--- SHORT PROBLEM ---
Retype the records below exactly as they appear, but leave out any pictures.

--- EXTRACTED DATA ---
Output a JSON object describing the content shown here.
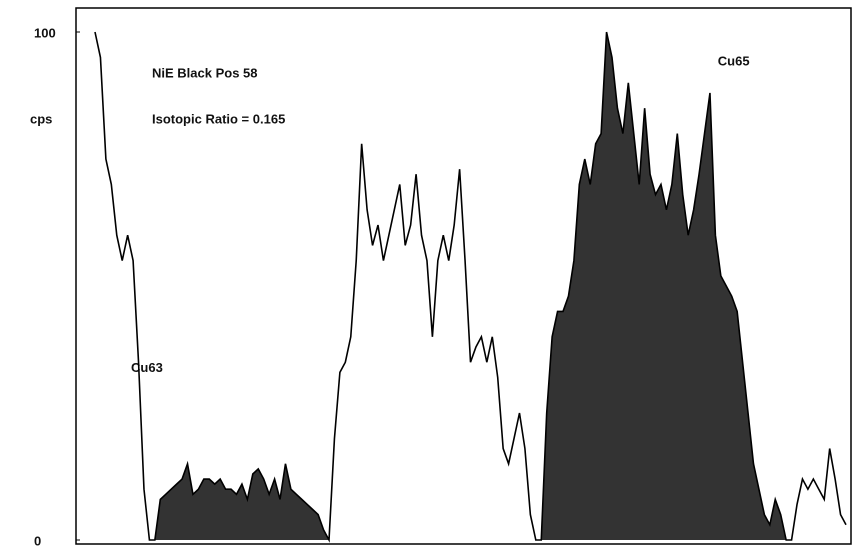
{
  "chart_data": {
    "type": "line",
    "annotations": [
      "NiE Black Pos 58",
      "Isotopic Ratio = 0.165"
    ],
    "ylabel": "cps",
    "ylim": [
      0,
      100
    ],
    "yticks": [
      0,
      100
    ],
    "grid": false,
    "series": [
      {
        "color": "#000000",
        "fill": false,
        "values": [
          100,
          95,
          75,
          70,
          60,
          55,
          60,
          55,
          35,
          10,
          0,
          0,
          8,
          9,
          10,
          11,
          12,
          15,
          9,
          10,
          12,
          12,
          11,
          12,
          10,
          10,
          9,
          11,
          8,
          13,
          14,
          12,
          9,
          12,
          8,
          15,
          10,
          9,
          8,
          7,
          6,
          5,
          2,
          0,
          20,
          33,
          35,
          40,
          55,
          78,
          65,
          58,
          62,
          55,
          60,
          65,
          70,
          58,
          62,
          72,
          60,
          55,
          40,
          55,
          60,
          55,
          62,
          73,
          55,
          35,
          38,
          40,
          35,
          40,
          32,
          18,
          15,
          20,
          25,
          18,
          5,
          0,
          0,
          25,
          40,
          45,
          45,
          48,
          55,
          70,
          75,
          70,
          78,
          80,
          100,
          95,
          85,
          80,
          90,
          80,
          70,
          85,
          72,
          68,
          70,
          65,
          70,
          80,
          68,
          60,
          65,
          72,
          80,
          88,
          60,
          52,
          50,
          48,
          45,
          35,
          25,
          15,
          10,
          5,
          3,
          8,
          5,
          0,
          0,
          7,
          12,
          10,
          12,
          10,
          8,
          18,
          12,
          5,
          3
        ]
      },
      {
        "name": "Cu63",
        "color": "#333333",
        "fill": true,
        "values": [
          null,
          null,
          null,
          null,
          null,
          null,
          null,
          null,
          null,
          null,
          null,
          0,
          8,
          9,
          10,
          11,
          12,
          15,
          9,
          10,
          12,
          12,
          11,
          12,
          10,
          10,
          9,
          11,
          8,
          13,
          14,
          12,
          9,
          12,
          8,
          15,
          10,
          9,
          8,
          7,
          6,
          5,
          2,
          0,
          null,
          null,
          null,
          null,
          null,
          null,
          null,
          null,
          null,
          null,
          null,
          null,
          null,
          null,
          null,
          null,
          null,
          null,
          null,
          null,
          null,
          null,
          null,
          null,
          null,
          null,
          null,
          null,
          null,
          null,
          null,
          null,
          null,
          null,
          null,
          null,
          null,
          null,
          null,
          null,
          null,
          null,
          null,
          null,
          null,
          null,
          null,
          null,
          null,
          null,
          null,
          null,
          null,
          null,
          null,
          null,
          null,
          null,
          null,
          null,
          null,
          null,
          null,
          null,
          null,
          null,
          null,
          null,
          null,
          null,
          null,
          null,
          null,
          null,
          null,
          null,
          null,
          null,
          null,
          null,
          null,
          null,
          null,
          null,
          null,
          null,
          null,
          null,
          null,
          null,
          null,
          null,
          null,
          null,
          null
        ]
      },
      {
        "name": "Cu65",
        "color": "#333333",
        "fill": true,
        "values": [
          null,
          null,
          null,
          null,
          null,
          null,
          null,
          null,
          null,
          null,
          null,
          null,
          null,
          null,
          null,
          null,
          null,
          null,
          null,
          null,
          null,
          null,
          null,
          null,
          null,
          null,
          null,
          null,
          null,
          null,
          null,
          null,
          null,
          null,
          null,
          null,
          null,
          null,
          null,
          null,
          null,
          null,
          null,
          null,
          null,
          null,
          null,
          null,
          null,
          null,
          null,
          null,
          null,
          null,
          null,
          null,
          null,
          null,
          null,
          null,
          null,
          null,
          null,
          null,
          null,
          null,
          null,
          null,
          null,
          null,
          null,
          null,
          null,
          null,
          null,
          null,
          null,
          null,
          null,
          null,
          null,
          null,
          0,
          25,
          40,
          45,
          45,
          48,
          55,
          70,
          75,
          70,
          78,
          80,
          100,
          95,
          85,
          80,
          90,
          80,
          70,
          85,
          72,
          68,
          70,
          65,
          70,
          80,
          68,
          60,
          65,
          72,
          80,
          88,
          60,
          52,
          50,
          48,
          45,
          35,
          25,
          15,
          10,
          5,
          3,
          8,
          5,
          0,
          null,
          null,
          null,
          null,
          null,
          null,
          null,
          null,
          null,
          null,
          null
        ]
      }
    ]
  }
}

--- SOLUTION TO THE PROBLEM ---
Output a JSON object describing the content shown here.
{
  "chart_data": {
    "type": "line",
    "annotations": [
      "NiE Black Pos 58",
      "Isotopic Ratio = 0.165"
    ],
    "ylabel": "cps",
    "ylim": [
      0,
      100
    ],
    "yticks": [
      0,
      100
    ],
    "grid": false,
    "series": [
      {
        "color": "#000000",
        "fill": false,
        "values": [
          100,
          95,
          75,
          70,
          60,
          55,
          60,
          55,
          35,
          10,
          0,
          0,
          8,
          9,
          10,
          11,
          12,
          15,
          9,
          10,
          12,
          12,
          11,
          12,
          10,
          10,
          9,
          11,
          8,
          13,
          14,
          12,
          9,
          12,
          8,
          15,
          10,
          9,
          8,
          7,
          6,
          5,
          2,
          0,
          20,
          33,
          35,
          40,
          55,
          78,
          65,
          58,
          62,
          55,
          60,
          65,
          70,
          58,
          62,
          72,
          60,
          55,
          40,
          55,
          60,
          55,
          62,
          73,
          55,
          35,
          38,
          40,
          35,
          40,
          32,
          18,
          15,
          20,
          25,
          18,
          5,
          0,
          0,
          25,
          40,
          45,
          45,
          48,
          55,
          70,
          75,
          70,
          78,
          80,
          100,
          95,
          85,
          80,
          90,
          80,
          70,
          85,
          72,
          68,
          70,
          65,
          70,
          80,
          68,
          60,
          65,
          72,
          80,
          88,
          60,
          52,
          50,
          48,
          45,
          35,
          25,
          15,
          10,
          5,
          3,
          8,
          5,
          0,
          0,
          7,
          12,
          10,
          12,
          10,
          8,
          18,
          12,
          5,
          3
        ]
      },
      {
        "name": "Cu63",
        "color": "#333333",
        "fill": true,
        "values": [
          null,
          null,
          null,
          null,
          null,
          null,
          null,
          null,
          null,
          null,
          null,
          0,
          8,
          9,
          10,
          11,
          12,
          15,
          9,
          10,
          12,
          12,
          11,
          12,
          10,
          10,
          9,
          11,
          8,
          13,
          14,
          12,
          9,
          12,
          8,
          15,
          10,
          9,
          8,
          7,
          6,
          5,
          2,
          0,
          null,
          null,
          null,
          null,
          null,
          null,
          null,
          null,
          null,
          null,
          null,
          null,
          null,
          null,
          null,
          null,
          null,
          null,
          null,
          null,
          null,
          null,
          null,
          null,
          null,
          null,
          null,
          null,
          null,
          null,
          null,
          null,
          null,
          null,
          null,
          null,
          null,
          null,
          null,
          null,
          null,
          null,
          null,
          null,
          null,
          null,
          null,
          null,
          null,
          null,
          null,
          null,
          null,
          null,
          null,
          null,
          null,
          null,
          null,
          null,
          null,
          null,
          null,
          null,
          null,
          null,
          null,
          null,
          null,
          null,
          null,
          null,
          null,
          null,
          null,
          null,
          null,
          null,
          null,
          null,
          null,
          null,
          null,
          null,
          null,
          null,
          null,
          null,
          null,
          null,
          null,
          null,
          null,
          null,
          null
        ]
      },
      {
        "name": "Cu65",
        "color": "#333333",
        "fill": true,
        "values": [
          null,
          null,
          null,
          null,
          null,
          null,
          null,
          null,
          null,
          null,
          null,
          null,
          null,
          null,
          null,
          null,
          null,
          null,
          null,
          null,
          null,
          null,
          null,
          null,
          null,
          null,
          null,
          null,
          null,
          null,
          null,
          null,
          null,
          null,
          null,
          null,
          null,
          null,
          null,
          null,
          null,
          null,
          null,
          null,
          null,
          null,
          null,
          null,
          null,
          null,
          null,
          null,
          null,
          null,
          null,
          null,
          null,
          null,
          null,
          null,
          null,
          null,
          null,
          null,
          null,
          null,
          null,
          null,
          null,
          null,
          null,
          null,
          null,
          null,
          null,
          null,
          null,
          null,
          null,
          null,
          null,
          null,
          0,
          25,
          40,
          45,
          45,
          48,
          55,
          70,
          75,
          70,
          78,
          80,
          100,
          95,
          85,
          80,
          90,
          80,
          70,
          85,
          72,
          68,
          70,
          65,
          70,
          80,
          68,
          60,
          65,
          72,
          80,
          88,
          60,
          52,
          50,
          48,
          45,
          35,
          25,
          15,
          10,
          5,
          3,
          8,
          5,
          0,
          null,
          null,
          null,
          null,
          null,
          null,
          null,
          null,
          null,
          null,
          null
        ]
      }
    ]
  }
}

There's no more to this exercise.